— BEGIN —

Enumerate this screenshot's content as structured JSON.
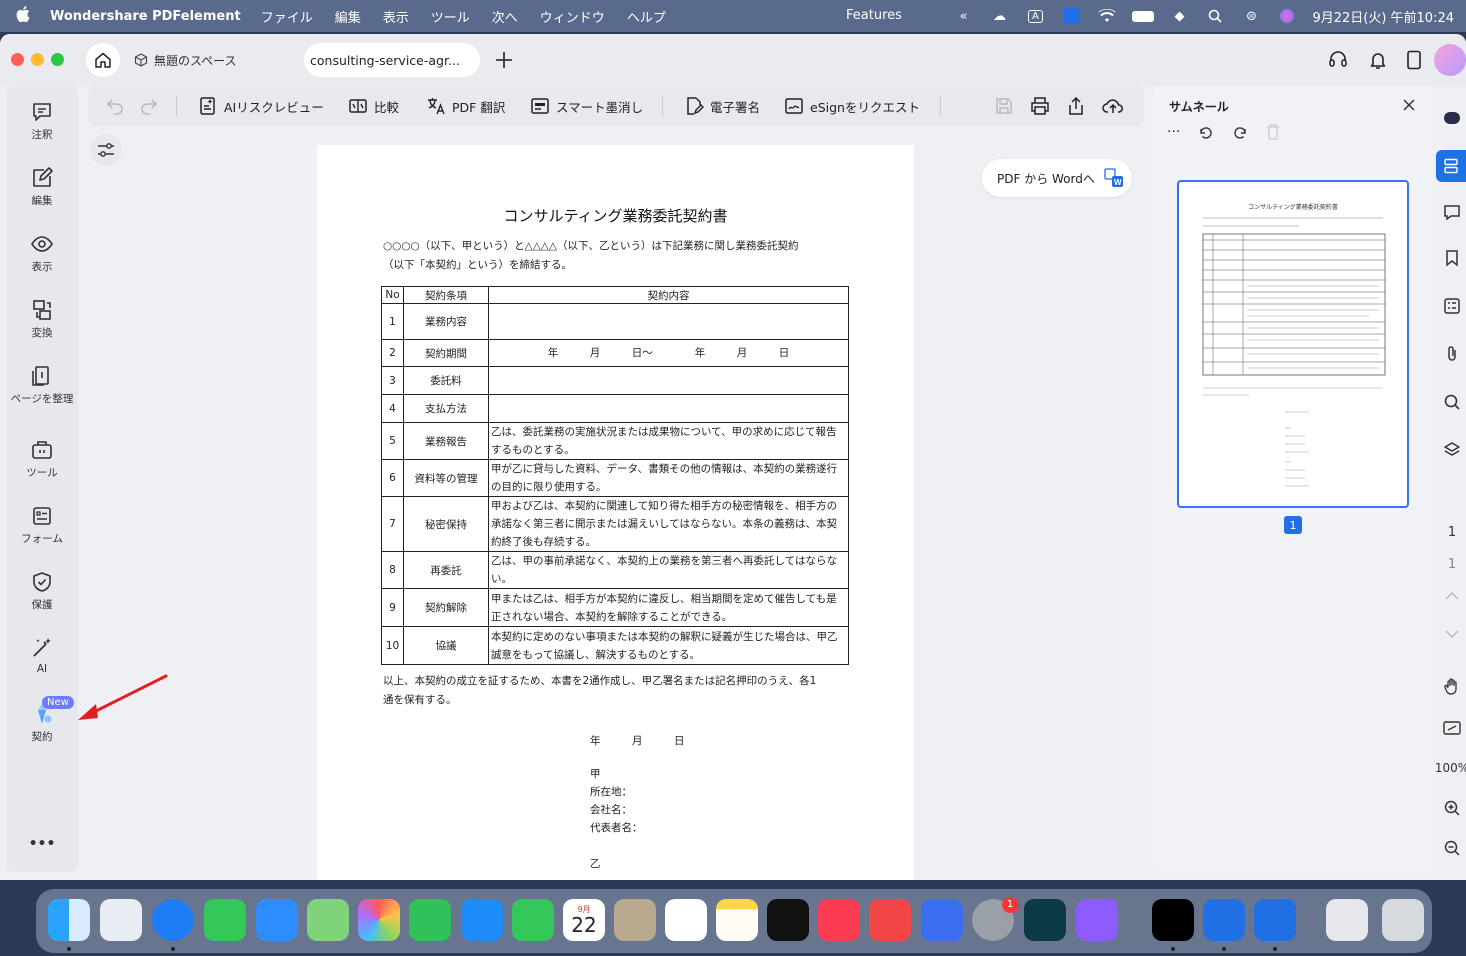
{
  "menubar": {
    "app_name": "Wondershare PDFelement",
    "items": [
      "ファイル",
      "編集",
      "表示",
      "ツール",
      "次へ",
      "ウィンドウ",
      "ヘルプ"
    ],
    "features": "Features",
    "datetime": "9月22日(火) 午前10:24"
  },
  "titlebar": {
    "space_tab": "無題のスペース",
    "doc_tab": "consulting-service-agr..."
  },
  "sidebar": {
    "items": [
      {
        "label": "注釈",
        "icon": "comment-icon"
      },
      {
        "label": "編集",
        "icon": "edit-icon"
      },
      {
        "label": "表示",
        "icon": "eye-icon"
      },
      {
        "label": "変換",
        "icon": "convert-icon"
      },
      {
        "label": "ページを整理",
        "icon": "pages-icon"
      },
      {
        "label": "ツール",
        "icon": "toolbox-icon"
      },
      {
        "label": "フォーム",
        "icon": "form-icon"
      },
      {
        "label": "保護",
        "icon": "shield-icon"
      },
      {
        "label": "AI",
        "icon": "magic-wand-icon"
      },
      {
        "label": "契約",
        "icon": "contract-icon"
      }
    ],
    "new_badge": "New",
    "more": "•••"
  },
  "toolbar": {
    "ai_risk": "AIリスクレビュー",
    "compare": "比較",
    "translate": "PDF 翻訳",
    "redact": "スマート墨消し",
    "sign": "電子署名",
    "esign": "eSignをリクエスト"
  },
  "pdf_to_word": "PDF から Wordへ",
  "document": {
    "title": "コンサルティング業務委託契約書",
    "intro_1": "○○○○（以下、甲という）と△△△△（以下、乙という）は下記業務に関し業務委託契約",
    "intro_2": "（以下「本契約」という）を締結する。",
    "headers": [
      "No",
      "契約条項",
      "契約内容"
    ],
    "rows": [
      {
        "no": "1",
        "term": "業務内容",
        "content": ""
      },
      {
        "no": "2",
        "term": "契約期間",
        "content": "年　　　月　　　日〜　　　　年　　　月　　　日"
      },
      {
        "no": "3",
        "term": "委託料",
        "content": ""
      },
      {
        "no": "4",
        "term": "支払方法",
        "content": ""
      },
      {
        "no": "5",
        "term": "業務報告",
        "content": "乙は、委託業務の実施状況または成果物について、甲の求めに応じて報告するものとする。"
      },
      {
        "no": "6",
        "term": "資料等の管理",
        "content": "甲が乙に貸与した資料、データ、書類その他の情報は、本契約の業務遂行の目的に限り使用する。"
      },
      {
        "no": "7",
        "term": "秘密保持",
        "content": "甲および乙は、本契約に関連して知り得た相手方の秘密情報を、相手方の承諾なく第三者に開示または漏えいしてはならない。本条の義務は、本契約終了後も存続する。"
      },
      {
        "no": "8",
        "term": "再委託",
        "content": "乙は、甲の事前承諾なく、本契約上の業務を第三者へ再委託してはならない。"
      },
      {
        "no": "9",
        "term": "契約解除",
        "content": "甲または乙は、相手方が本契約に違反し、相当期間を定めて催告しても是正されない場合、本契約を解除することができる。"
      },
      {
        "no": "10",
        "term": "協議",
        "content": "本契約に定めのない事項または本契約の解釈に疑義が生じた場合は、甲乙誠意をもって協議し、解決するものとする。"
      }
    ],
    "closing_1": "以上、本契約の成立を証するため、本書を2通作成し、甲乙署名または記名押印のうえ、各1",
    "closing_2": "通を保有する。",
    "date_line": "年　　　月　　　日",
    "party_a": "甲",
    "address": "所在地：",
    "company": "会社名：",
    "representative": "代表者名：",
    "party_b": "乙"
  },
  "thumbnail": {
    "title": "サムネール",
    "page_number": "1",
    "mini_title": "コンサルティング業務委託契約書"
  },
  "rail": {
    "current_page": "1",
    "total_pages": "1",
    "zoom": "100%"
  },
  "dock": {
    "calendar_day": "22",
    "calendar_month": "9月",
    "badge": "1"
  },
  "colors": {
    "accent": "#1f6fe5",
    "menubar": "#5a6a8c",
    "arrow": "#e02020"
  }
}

— END —
— BEGIN —

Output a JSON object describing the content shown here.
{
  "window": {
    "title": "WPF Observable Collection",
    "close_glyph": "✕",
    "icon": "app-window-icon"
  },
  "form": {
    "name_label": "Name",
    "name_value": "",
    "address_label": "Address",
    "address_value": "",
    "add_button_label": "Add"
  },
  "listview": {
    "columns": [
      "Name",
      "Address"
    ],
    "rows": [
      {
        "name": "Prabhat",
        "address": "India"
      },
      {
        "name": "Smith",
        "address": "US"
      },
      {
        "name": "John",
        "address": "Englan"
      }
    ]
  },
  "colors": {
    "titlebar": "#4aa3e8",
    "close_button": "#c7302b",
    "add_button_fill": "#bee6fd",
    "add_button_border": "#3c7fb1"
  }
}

— END —

* EXERCISE BRIEF *
Filter the entries down to the lines with the word "icon" in them.

* CORRECT OUTPUT *
        "icon": "comment-icon"
        "icon": "edit-icon"
        "icon": "eye-icon"
        "icon": "convert-icon"
        "icon": "pages-icon"
        "icon": "toolbox-icon"
        "icon": "form-icon"
        "icon": "shield-icon"
        "icon": "magic-wand-icon"
        "icon": "contract-icon"
    "icon": "app-window-icon"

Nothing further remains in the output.